Poland’s ruling party lost the election, but will it leave?
17 Oct 2023|

The extraordinary victory of the democratic opposition in Poland’s election raises the spectre of a looming constitutional crisis. Like Donald Trump in the United States or Jair Bolsonaro in Brazil, the right-wing populist Law and Justice (PiS) party may refuse to concede.

This isn’t just doom-and-gloom speculation. After the polls closed and the result was clear, PiS leader Jaroslaw Kaczynski greeted his supporters on Sunday night by declaring, ‘We have won the parliamentary election! The third in a row!’ What followed was even more ominous: Poland, Kaczynski warned, faced ‘days of fighting, or tensions of various sort’.

A series of recent developments in Warsaw increases the risk of a seemingly unthinkable escalation in the coming days and weeks. Five days before the election, Poland’s armed forces chief of staff and his operational commander resigned for undisclosed reasons. Staunch PiS loyalists of questionable competence swiftly replaced both.

The problem
Quote the stretch of the article on Poland's election from "A series of" through "swiftly replaced both.". The records that come next are separate material, unrelated to the text above.

Records supplied
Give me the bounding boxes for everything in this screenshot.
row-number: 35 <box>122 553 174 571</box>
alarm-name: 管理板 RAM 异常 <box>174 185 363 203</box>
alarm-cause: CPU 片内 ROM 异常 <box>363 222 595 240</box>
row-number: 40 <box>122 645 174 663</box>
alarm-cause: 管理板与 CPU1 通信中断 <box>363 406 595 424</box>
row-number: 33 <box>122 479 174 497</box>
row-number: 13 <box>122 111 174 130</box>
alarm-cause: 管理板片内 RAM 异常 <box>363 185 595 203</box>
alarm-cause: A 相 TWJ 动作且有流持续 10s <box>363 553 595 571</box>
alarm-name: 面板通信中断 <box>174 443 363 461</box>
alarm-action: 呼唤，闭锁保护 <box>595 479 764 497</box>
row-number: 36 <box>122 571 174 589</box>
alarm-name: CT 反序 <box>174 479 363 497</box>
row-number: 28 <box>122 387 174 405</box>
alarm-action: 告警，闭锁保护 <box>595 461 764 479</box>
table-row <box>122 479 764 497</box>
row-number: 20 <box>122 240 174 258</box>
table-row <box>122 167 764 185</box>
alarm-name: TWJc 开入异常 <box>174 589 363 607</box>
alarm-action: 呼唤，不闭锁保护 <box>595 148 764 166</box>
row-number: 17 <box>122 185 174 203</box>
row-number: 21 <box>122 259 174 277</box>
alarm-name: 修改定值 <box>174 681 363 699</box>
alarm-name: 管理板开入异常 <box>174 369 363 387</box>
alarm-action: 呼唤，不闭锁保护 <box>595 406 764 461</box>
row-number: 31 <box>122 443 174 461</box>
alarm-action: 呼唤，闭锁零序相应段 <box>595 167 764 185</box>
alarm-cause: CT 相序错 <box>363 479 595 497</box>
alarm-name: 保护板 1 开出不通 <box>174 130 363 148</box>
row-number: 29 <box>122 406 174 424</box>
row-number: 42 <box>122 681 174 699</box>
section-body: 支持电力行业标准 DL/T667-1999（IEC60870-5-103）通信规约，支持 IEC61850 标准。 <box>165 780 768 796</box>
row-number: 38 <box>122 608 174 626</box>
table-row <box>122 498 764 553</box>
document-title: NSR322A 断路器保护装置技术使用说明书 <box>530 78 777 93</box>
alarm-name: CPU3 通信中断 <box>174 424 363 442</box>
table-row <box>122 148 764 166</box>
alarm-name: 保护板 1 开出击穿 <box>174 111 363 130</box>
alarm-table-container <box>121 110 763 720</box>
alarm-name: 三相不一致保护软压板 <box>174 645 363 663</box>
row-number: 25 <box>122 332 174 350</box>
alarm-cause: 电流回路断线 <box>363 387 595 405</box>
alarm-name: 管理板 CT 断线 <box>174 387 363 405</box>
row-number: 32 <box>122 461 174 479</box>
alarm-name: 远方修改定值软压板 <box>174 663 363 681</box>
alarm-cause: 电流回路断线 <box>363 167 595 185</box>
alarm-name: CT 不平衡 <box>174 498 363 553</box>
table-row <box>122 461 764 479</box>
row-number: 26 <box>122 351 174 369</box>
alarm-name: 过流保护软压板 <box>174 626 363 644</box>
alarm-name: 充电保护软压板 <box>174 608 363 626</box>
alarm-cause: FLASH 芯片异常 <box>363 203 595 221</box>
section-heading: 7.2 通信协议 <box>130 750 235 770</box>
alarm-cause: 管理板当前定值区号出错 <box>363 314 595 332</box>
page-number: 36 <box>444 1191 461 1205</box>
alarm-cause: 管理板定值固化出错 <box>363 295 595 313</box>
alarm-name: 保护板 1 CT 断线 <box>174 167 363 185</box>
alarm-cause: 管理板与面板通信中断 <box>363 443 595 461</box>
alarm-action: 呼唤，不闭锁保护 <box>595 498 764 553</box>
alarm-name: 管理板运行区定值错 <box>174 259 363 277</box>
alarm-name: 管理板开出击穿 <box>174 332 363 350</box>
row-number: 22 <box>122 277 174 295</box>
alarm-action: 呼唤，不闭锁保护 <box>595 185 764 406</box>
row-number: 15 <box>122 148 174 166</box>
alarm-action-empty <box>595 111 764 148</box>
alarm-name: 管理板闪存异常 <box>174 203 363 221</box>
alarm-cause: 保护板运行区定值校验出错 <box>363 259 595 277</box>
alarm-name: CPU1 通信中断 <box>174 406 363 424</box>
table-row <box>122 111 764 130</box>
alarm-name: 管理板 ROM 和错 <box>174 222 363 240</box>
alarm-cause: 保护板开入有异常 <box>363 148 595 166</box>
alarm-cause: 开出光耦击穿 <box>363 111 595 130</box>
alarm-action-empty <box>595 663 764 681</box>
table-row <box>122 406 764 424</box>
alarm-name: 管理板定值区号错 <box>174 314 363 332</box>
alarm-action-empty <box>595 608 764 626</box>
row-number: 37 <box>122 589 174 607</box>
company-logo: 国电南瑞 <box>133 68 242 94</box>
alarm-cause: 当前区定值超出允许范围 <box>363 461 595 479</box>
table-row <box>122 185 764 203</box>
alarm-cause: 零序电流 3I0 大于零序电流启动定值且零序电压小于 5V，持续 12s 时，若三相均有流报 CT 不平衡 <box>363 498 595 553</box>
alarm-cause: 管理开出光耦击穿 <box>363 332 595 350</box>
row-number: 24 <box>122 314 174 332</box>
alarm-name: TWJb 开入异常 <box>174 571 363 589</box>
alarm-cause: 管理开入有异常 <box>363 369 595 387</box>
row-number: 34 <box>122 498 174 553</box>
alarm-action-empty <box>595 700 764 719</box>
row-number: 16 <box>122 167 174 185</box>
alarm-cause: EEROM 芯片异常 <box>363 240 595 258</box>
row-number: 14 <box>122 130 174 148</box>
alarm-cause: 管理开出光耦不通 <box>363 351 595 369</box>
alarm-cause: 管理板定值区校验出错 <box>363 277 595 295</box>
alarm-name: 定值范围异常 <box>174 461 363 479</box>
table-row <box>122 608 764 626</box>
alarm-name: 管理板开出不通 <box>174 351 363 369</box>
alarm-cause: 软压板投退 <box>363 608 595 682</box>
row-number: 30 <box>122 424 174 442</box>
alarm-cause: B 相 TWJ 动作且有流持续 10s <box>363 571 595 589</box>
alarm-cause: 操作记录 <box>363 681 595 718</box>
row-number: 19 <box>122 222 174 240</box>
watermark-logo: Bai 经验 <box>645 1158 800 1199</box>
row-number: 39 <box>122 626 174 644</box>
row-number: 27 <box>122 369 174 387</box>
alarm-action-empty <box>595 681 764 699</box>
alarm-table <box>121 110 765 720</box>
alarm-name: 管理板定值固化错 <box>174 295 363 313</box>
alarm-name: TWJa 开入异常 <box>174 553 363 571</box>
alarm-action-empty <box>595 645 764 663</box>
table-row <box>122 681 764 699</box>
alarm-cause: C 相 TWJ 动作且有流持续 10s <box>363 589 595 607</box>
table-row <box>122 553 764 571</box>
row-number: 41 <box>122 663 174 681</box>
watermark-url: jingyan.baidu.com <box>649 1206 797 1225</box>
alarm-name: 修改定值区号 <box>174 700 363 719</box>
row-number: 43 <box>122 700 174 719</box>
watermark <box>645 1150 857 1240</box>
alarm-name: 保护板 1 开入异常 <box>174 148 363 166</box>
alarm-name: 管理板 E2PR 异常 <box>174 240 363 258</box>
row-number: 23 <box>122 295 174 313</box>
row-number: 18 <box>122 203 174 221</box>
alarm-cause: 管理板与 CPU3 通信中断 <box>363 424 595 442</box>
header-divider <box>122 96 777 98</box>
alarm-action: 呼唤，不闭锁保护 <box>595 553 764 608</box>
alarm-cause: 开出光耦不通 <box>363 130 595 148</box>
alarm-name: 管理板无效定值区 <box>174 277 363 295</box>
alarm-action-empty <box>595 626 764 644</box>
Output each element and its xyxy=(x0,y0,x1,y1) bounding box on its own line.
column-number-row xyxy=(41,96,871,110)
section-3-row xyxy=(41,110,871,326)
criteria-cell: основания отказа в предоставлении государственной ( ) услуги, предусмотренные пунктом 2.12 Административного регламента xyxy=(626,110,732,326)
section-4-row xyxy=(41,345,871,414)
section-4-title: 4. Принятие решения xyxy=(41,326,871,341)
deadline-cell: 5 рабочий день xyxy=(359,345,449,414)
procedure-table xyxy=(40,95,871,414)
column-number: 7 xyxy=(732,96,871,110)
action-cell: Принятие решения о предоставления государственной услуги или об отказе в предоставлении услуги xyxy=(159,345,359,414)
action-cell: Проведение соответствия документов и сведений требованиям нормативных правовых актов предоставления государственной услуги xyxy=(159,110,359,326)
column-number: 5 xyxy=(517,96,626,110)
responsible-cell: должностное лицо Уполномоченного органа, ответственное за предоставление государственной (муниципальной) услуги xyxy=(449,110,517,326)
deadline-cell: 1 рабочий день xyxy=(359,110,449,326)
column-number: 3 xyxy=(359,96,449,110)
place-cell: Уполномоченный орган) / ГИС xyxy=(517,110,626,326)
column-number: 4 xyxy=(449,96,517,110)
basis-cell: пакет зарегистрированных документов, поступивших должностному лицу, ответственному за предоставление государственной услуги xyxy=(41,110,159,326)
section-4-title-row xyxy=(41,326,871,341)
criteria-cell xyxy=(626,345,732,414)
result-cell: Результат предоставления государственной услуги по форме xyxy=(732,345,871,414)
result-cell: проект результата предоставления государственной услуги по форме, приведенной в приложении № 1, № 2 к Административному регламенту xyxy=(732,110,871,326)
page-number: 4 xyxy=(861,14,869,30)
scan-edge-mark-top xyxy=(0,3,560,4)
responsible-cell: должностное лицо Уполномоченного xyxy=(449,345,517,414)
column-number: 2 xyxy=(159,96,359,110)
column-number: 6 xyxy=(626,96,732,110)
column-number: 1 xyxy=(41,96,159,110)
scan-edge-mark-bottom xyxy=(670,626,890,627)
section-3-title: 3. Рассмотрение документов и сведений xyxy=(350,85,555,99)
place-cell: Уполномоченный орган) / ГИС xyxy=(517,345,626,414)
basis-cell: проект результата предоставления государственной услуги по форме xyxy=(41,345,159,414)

Your response
A series of recent developments in Warsaw increases the risk of a seemingly unthinkable escalation in the coming days and weeks. Five days before the election, Poland’s armed forces chief of staff and his operational commander resigned for undisclosed reasons. Staunch PiS loyalists of questionable competence swiftly replaced both.